## BEGIN Data lines
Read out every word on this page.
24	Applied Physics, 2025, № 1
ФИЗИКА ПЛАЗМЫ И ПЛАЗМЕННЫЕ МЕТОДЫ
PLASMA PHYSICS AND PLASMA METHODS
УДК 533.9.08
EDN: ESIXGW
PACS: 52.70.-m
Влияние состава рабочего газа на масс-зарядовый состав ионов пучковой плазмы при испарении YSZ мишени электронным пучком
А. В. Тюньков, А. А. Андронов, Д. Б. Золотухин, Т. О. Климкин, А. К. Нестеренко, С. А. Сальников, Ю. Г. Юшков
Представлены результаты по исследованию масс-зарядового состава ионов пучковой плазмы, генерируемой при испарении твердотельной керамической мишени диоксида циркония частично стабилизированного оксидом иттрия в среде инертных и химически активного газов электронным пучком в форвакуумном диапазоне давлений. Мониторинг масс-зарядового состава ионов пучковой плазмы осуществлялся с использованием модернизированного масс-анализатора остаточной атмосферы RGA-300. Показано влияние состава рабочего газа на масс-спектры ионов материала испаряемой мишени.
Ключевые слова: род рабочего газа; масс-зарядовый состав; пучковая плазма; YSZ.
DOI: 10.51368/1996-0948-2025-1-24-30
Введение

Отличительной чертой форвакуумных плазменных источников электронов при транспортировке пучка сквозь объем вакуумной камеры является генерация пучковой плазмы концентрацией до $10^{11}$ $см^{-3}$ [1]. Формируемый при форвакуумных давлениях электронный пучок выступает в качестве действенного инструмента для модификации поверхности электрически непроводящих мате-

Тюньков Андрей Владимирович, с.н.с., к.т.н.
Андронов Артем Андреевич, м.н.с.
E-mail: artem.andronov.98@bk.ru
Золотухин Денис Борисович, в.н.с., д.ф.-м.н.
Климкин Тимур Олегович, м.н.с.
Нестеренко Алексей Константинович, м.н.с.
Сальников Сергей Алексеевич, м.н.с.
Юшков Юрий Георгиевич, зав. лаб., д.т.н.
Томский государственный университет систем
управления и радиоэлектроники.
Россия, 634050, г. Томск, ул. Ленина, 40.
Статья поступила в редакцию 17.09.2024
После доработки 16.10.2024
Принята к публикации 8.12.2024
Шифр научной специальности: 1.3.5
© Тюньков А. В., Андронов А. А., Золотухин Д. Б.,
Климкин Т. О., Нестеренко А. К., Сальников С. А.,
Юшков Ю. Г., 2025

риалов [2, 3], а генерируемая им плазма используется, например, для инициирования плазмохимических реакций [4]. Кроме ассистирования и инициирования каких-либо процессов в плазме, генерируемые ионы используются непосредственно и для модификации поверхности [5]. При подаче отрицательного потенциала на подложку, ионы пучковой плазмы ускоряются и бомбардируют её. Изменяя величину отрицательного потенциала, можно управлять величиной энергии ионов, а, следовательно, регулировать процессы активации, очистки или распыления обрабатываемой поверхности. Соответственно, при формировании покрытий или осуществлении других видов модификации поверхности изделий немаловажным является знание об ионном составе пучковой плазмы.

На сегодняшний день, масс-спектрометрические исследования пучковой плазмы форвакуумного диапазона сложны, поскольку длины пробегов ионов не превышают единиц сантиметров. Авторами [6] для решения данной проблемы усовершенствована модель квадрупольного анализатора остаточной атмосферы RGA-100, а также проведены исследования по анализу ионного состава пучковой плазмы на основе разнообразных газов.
## END Data lines
• _Written exercise_:
Each line in the listing above that contains "Нестеренко" should be copied.

• _Response to the task_:
А. В. Тюньков, А. А. Андронов, Д. Б. Золотухин, Т. О. Климкин, А. К. Нестеренко, С. А. Сальников, Ю. Г. Юшков
Нестеренко Алексей Константинович, м.н.с.
Климкин Т. О., Нестеренко А. К., Сальников С. А.,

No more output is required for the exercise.